## [YOUR OBJECTIVE]
Drop all images and give the records again exactly.

## [TASK DATA]

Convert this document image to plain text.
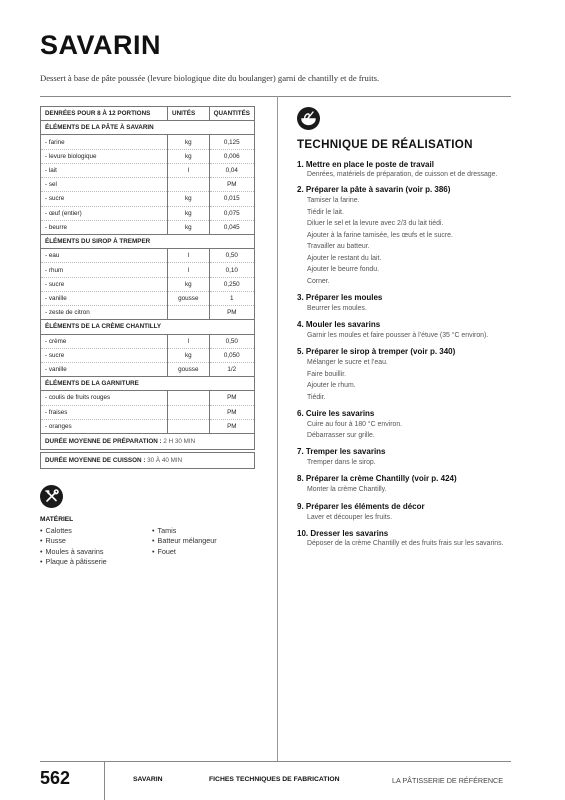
SAVARIN
Dessert à base de pâte poussée (levure biologique dite du boulanger) garni de chantilly et de fruits.
DENRÉES POUR 8 À 12 PORTIONS	UNITÉS	QUANTITÉS
ÉLÉMENTS DE LA PÂTE À SAVARIN		
- farine	kg	0,125
- levure biologique	kg	0,006
- lait	l	0,04
- sel		PM
- sucre	kg	0,015
- œuf (entier)	kg	0,075
- beurre	kg	0,045
ÉLÉMENTS DU SIROP À TREMPER		
- eau	l	0,50
- rhum	l	0,10
- sucre	kg	0,250
- vanille	gousse	1
- zeste de citron		PM
ÉLÉMENTS DE LA CRÈME CHANTILLY		
- crème	l	0,50
- sucre	kg	0,050
- vanille	gousse	1/2
ÉLÉMENTS DE LA GARNITURE		
- coulis de fruits rouges		PM
- fraises		PM
- oranges		PM
DURÉE MOYENNE DE PRÉPARATION : 2 H 30 MIN		

DURÉE MOYENNE DE CUISSON : 30 À 40 MIN		
MATÉRIEL
• Calottes
• Russe
• Moules à savarins
• Plaque à pâtisserie
• Tamis
• Batteur mélangeur
• Fouet
TECHNIQUE DE RÉALISATION
1. Mettre en place le poste de travail
Denrées, matériels de préparation, de cuisson et de dressage.
2. Préparer la pâte à savarin (voir p. 386)
Tamiser la farine.
Tiédir le lait.
Diluer le sel et la levure avec 2/3 du lait tiédi.
Ajouter à la farine tamisée, les œufs et le sucre.
Travailler au batteur.
Ajouter le restant du lait.
Ajouter le beurre fondu.
Corner.
3. Préparer les moules
Beurrer les moules.
4. Mouler les savarins
Garnir les moules et faire pousser à l’étuve (35 °C environ).
5. Préparer le sirop à tremper (voir p. 340)
Mélanger le sucre et l’eau.
Faire bouillir.
Ajouter le rhum.
Tiédir.
6. Cuire les savarins
Cuire au four à 180 °C environ.
Débarrasser sur grille.
7. Tremper les savarins
Tremper dans le sirop.
8. Préparer la crème Chantilly (voir p. 424)
Monter la crème Chantilly.
9. Préparer les éléments de décor
Laver et découper les fruits.
10. Dresser les savarins
Déposer de la crème Chantilly et des fruits frais sur les savarins.
562	SAVARIN	FICHES TECHNIQUES DE FABRICATION	LA PÂTISSERIE DE RÉFÉRENCE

## [OUTPUT FOR THIS TASK]
Convert this document image to plain text.
SAVARIN
Dessert à base de pâte poussée (levure biologique dite du boulanger) garni de chantilly et de fruits.
DENRÉES POUR 8 À 12 PORTIONS	UNITÉS	QUANTITÉS
ÉLÉMENTS DE LA PÂTE À SAVARIN		
- farine	kg	0,125
- levure biologique	kg	0,006
- lait	l	0,04
- sel		PM
- sucre	kg	0,015
- œuf (entier)	kg	0,075
- beurre	kg	0,045
ÉLÉMENTS DU SIROP À TREMPER		
- eau	l	0,50
- rhum	l	0,10
- sucre	kg	0,250
- vanille	gousse	1
- zeste de citron		PM
ÉLÉMENTS DE LA CRÈME CHANTILLY		
- crème	l	0,50
- sucre	kg	0,050
- vanille	gousse	1/2
ÉLÉMENTS DE LA GARNITURE		
- coulis de fruits rouges		PM
- fraises		PM
- oranges		PM
DURÉE MOYENNE DE PRÉPARATION : 2 H 30 MIN		

DURÉE MOYENNE DE CUISSON : 30 À 40 MIN		
MATÉRIEL
• Calottes
• Russe
• Moules à savarins
• Plaque à pâtisserie
• Tamis
• Batteur mélangeur
• Fouet
TECHNIQUE DE RÉALISATION
1. Mettre en place le poste de travail
Denrées, matériels de préparation, de cuisson et de dressage.
2. Préparer la pâte à savarin (voir p. 386)
Tamiser la farine.
Tiédir le lait.
Diluer le sel et la levure avec 2/3 du lait tiédi.
Ajouter à la farine tamisée, les œufs et le sucre.
Travailler au batteur.
Ajouter le restant du lait.
Ajouter le beurre fondu.
Corner.
3. Préparer les moules
Beurrer les moules.
4. Mouler les savarins
Garnir les moules et faire pousser à l’étuve (35 °C environ).
5. Préparer le sirop à tremper (voir p. 340)
Mélanger le sucre et l’eau.
Faire bouillir.
Ajouter le rhum.
Tiédir.
6. Cuire les savarins
Cuire au four à 180 °C environ.
Débarrasser sur grille.
7. Tremper les savarins
Tremper dans le sirop.
8. Préparer la crème Chantilly (voir p. 424)
Monter la crème Chantilly.
9. Préparer les éléments de décor
Laver et découper les fruits.
10. Dresser les savarins
Déposer de la crème Chantilly et des fruits frais sur les savarins.
562	SAVARIN	FICHES TECHNIQUES DE FABRICATION	LA PÂTISSERIE DE RÉFÉRENCE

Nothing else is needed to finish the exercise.